● **Do this**
Reproduce verbatim the lines of the data between the line holding "1357 890 1419</box>" and the line holding "record-divider <box>75 331 1453 332</box>", inclusive.

Start of Rows

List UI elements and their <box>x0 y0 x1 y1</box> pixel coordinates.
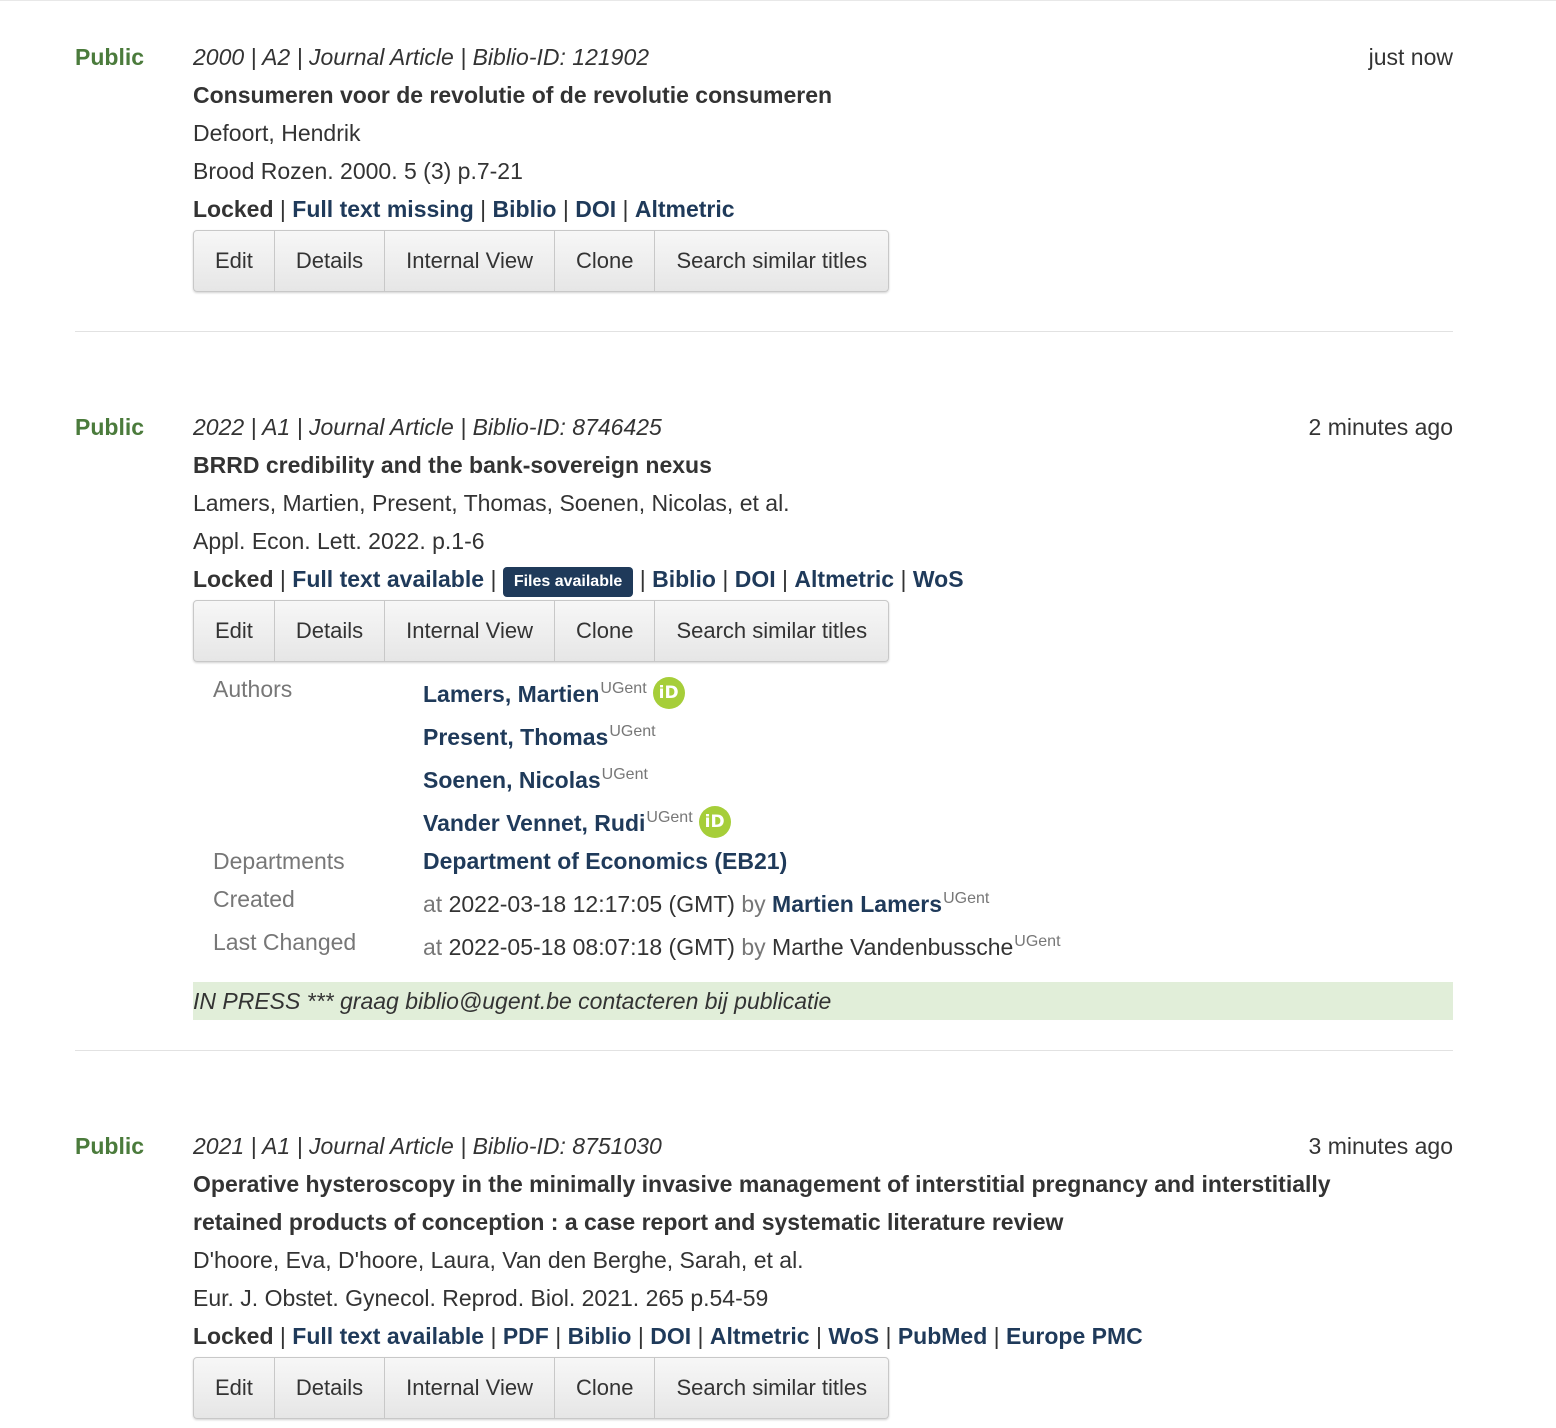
action-button-group: Edit Details Internal View Clone Search … <box>193 1357 890 1419</box>
affiliation-tag: UGent <box>646 809 693 826</box>
changed-at-word: at <box>423 934 443 960</box>
last-changed-label: Last Changed <box>213 929 357 955</box>
locked-label: Locked <box>193 566 274 592</box>
wos-link[interactable]: WoS <box>913 566 964 592</box>
edit-button[interactable]: Edit <box>194 1358 274 1418</box>
record-title: BRRD credibility and the bank-sovereign … <box>193 452 712 478</box>
europe-pmc-link[interactable]: Europe PMC <box>1006 1323 1143 1349</box>
doi-link[interactable]: DOI <box>575 196 616 222</box>
doi-link[interactable]: DOI <box>650 1323 691 1349</box>
action-button-group: Edit Details Internal View Clone Search … <box>193 230 890 292</box>
fulltext-missing-link[interactable]: Full text missing <box>292 196 473 222</box>
department-link[interactable]: Department of Economics (EB21) <box>423 848 787 874</box>
record-links: Locked | Full text missing | Biblio | DO… <box>193 196 735 222</box>
details-button[interactable]: Details <box>273 1358 384 1418</box>
details-button[interactable]: Details <box>273 601 384 661</box>
action-button-group: Edit Details Internal View Clone Search … <box>193 600 890 662</box>
affiliation-tag: UGent <box>601 766 648 783</box>
altmetric-link[interactable]: Altmetric <box>794 566 894 592</box>
changed-by-word: by <box>741 934 766 960</box>
record-source: Eur. J. Obstet. Gynecol. Reprod. Biol. 2… <box>193 1285 769 1311</box>
time-ago: 3 minutes ago <box>1308 1133 1453 1159</box>
fulltext-available-link[interactable]: Full text available <box>292 566 484 592</box>
record-divider <box>75 331 1453 332</box>
search-similar-button[interactable]: Search similar titles <box>654 601 888 661</box>
status-label: Public <box>75 44 145 70</box>
search-similar-button[interactable]: Search similar titles <box>654 1358 888 1418</box>
affiliation-tag: UGent <box>600 680 647 697</box>
affiliation-tag: UGent <box>1014 933 1061 950</box>
status-label: Public <box>75 414 145 440</box>
record-title: Operative hysteroscopy in the minimally … <box>193 1171 1331 1235</box>
details-button[interactable]: Details <box>273 231 384 291</box>
altmetric-link[interactable]: Altmetric <box>635 196 735 222</box>
edit-button[interactable]: Edit <box>194 231 274 291</box>
locked-label: Locked <box>193 196 274 222</box>
created-label: Created <box>213 886 295 912</box>
created-user-link[interactable]: Martien Lamers <box>772 891 942 917</box>
edit-button[interactable]: Edit <box>194 601 274 661</box>
changed-date: 2022-05-18 08:07:18 (GMT) <box>448 934 735 960</box>
author-link[interactable]: Vander Vennet, Rudi <box>423 810 645 836</box>
clone-button[interactable]: Clone <box>553 1358 654 1418</box>
record-links: Locked | Full text available | Files ava… <box>193 560 1453 598</box>
author-link[interactable]: Lamers, Martien <box>423 681 599 707</box>
record-note: IN PRESS *** graag biblio@ugent.be conta… <box>193 982 1453 1020</box>
biblio-link[interactable]: Biblio <box>493 196 557 222</box>
record-meta: 2022 | A1 | Journal Article | Biblio-ID:… <box>193 414 662 440</box>
altmetric-link[interactable]: Altmetric <box>710 1323 810 1349</box>
record-details: Authors Lamers, MartienUGent iD Present, … <box>213 670 1453 966</box>
changed-user: Marthe Vandenbussche <box>772 934 1014 960</box>
authors-row: Authors Lamers, MartienUGent iD Present, … <box>213 670 1453 842</box>
record-meta: 2021 | A1 | Journal Article | Biblio-ID:… <box>193 1133 662 1159</box>
authors-list: Lamers, MartienUGent iD Present, ThomasUG… <box>423 670 731 842</box>
record-authors: Defoort, Hendrik <box>193 120 361 146</box>
record-authors: Lamers, Martien, Present, Thomas, Soenen… <box>193 490 790 516</box>
internal-view-button[interactable]: Internal View <box>384 1358 554 1418</box>
status-label: Public <box>75 1133 145 1159</box>
created-date: 2022-03-18 12:17:05 (GMT) <box>448 891 735 917</box>
created-at-word: at <box>423 891 443 917</box>
internal-view-button[interactable]: Internal View <box>384 231 554 291</box>
biblio-link[interactable]: Biblio <box>652 566 716 592</box>
record-source: Appl. Econ. Lett. 2022. p.1-6 <box>193 528 485 554</box>
time-ago: 2 minutes ago <box>1308 414 1453 440</box>
departments-label: Departments <box>213 848 345 874</box>
created-row: Created at 2022-03-18 12:17:05 (GMT) by … <box>213 880 1453 923</box>
record-authors: D'hoore, Eva, D'hoore, Laura, Van den Be… <box>193 1247 804 1273</box>
top-divider <box>0 0 1556 1</box>
biblio-link[interactable]: Biblio <box>568 1323 632 1349</box>
created-by-word: by <box>741 891 766 917</box>
changed-row: Last Changed at 2022-05-18 08:07:18 (GMT… <box>213 923 1453 966</box>
record-divider <box>75 1050 1453 1051</box>
pdf-link[interactable]: PDF <box>503 1323 549 1349</box>
departments-row: Departments Department of Economics (EB2… <box>213 842 1453 880</box>
clone-button[interactable]: Clone <box>553 601 654 661</box>
pubmed-link[interactable]: PubMed <box>898 1323 987 1349</box>
search-similar-button[interactable]: Search similar titles <box>654 231 888 291</box>
record-links: Locked | Full text available | PDF | Bib… <box>193 1323 1143 1349</box>
record-title: Consumeren voor de revolutie of de revol… <box>193 82 833 108</box>
orcid-icon[interactable]: iD <box>652 677 685 709</box>
time-ago: just now <box>1368 44 1453 70</box>
record-item: Public 3 minutes ago 2021 | A1 | Journal… <box>75 1129 1453 1419</box>
authors-label: Authors <box>213 676 293 702</box>
wos-link[interactable]: WoS <box>828 1323 879 1349</box>
author-link[interactable]: Soenen, Nicolas <box>423 767 601 793</box>
record-item: Public 2 minutes ago 2022 | A1 | Journal… <box>75 410 1453 1020</box>
fulltext-available-link[interactable]: Full text available <box>292 1323 484 1349</box>
files-available-badge: Files available <box>502 567 634 597</box>
author-link[interactable]: Present, Thomas <box>423 724 608 750</box>
internal-view-button[interactable]: Internal View <box>384 601 554 661</box>
locked-label: Locked <box>193 1323 274 1349</box>
affiliation-tag: UGent <box>609 723 656 740</box>
record-source: Brood Rozen. 2000. 5 (3) p.7-21 <box>193 158 523 184</box>
record-item: Public just now 2000 | A2 | Journal Arti… <box>75 40 1453 292</box>
record-meta: 2000 | A2 | Journal Article | Biblio-ID:… <box>193 44 650 70</box>
orcid-icon[interactable]: iD <box>698 806 731 838</box>
doi-link[interactable]: DOI <box>735 566 776 592</box>
clone-button[interactable]: Clone <box>553 231 654 291</box>
affiliation-tag: UGent <box>943 890 990 907</box>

End of Rows

● **Completed task**
action-button-group: Edit Details Internal View Clone Search … <box>193 1357 890 1419</box>
affiliation-tag: UGent <box>646 809 693 826</box>
changed-at-word: at <box>423 934 443 960</box>
last-changed-label: Last Changed <box>213 929 357 955</box>
locked-label: Locked <box>193 566 274 592</box>
wos-link[interactable]: WoS <box>913 566 964 592</box>
edit-button[interactable]: Edit <box>194 1358 274 1418</box>
record-title: BRRD credibility and the bank-sovereign … <box>193 452 712 478</box>
europe-pmc-link[interactable]: Europe PMC <box>1006 1323 1143 1349</box>
doi-link[interactable]: DOI <box>575 196 616 222</box>
doi-link[interactable]: DOI <box>650 1323 691 1349</box>
action-button-group: Edit Details Internal View Clone Search … <box>193 230 890 292</box>
fulltext-missing-link[interactable]: Full text missing <box>292 196 473 222</box>
department-link[interactable]: Department of Economics (EB21) <box>423 848 787 874</box>
record-links: Locked | Full text missing | Biblio | DO… <box>193 196 735 222</box>
details-button[interactable]: Details <box>273 1358 384 1418</box>
details-button[interactable]: Details <box>273 601 384 661</box>
action-button-group: Edit Details Internal View Clone Search … <box>193 600 890 662</box>
affiliation-tag: UGent <box>601 766 648 783</box>
altmetric-link[interactable]: Altmetric <box>794 566 894 592</box>
changed-by-word: by <box>741 934 766 960</box>
record-source: Eur. J. Obstet. Gynecol. Reprod. Biol. 2… <box>193 1285 769 1311</box>
time-ago: 3 minutes ago <box>1308 1133 1453 1159</box>
fulltext-available-link[interactable]: Full text available <box>292 566 484 592</box>
record-divider <box>75 331 1453 332</box>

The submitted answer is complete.